[Request] Report how many lines in the entries below contain the string "fusarium", with uppercase and lowercase treated as different. Give only the number.

"""

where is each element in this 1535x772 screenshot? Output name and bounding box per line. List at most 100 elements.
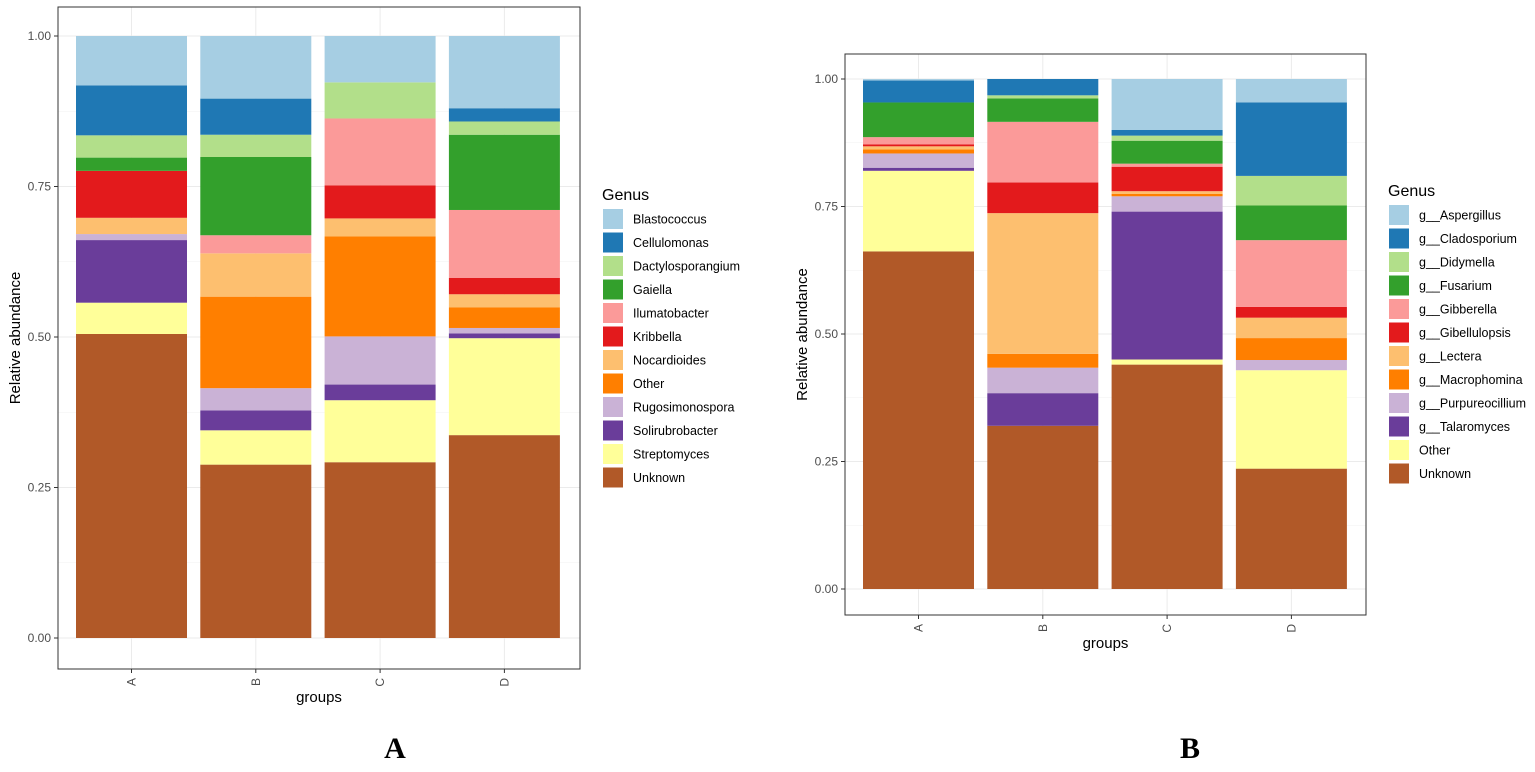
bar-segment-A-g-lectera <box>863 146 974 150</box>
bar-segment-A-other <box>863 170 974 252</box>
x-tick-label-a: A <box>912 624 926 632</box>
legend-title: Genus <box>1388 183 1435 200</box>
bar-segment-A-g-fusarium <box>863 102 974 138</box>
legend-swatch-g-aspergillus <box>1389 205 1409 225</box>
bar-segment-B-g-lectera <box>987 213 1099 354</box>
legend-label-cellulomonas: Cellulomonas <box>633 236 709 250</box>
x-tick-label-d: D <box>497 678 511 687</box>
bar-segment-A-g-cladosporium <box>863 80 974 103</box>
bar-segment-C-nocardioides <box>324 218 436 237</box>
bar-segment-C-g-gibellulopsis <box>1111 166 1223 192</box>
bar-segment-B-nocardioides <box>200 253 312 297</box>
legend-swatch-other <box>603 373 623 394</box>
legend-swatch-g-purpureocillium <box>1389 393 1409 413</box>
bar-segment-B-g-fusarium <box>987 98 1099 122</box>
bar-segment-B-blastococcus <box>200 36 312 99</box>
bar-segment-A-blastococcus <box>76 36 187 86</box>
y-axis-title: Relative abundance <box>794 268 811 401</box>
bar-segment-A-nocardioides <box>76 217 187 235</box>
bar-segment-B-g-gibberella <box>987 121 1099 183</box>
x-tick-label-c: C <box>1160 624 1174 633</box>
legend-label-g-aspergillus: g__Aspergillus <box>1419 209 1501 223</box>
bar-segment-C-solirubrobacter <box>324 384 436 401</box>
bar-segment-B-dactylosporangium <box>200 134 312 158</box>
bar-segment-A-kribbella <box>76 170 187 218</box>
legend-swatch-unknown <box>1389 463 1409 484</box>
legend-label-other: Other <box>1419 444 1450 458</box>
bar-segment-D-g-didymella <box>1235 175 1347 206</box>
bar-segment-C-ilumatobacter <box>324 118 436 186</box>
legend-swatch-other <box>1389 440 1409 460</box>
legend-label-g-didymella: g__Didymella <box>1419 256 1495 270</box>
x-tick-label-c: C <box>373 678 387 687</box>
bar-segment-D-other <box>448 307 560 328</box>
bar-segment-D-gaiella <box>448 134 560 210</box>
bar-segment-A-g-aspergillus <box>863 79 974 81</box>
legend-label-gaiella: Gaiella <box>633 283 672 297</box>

"""

[Solution to the problem] 2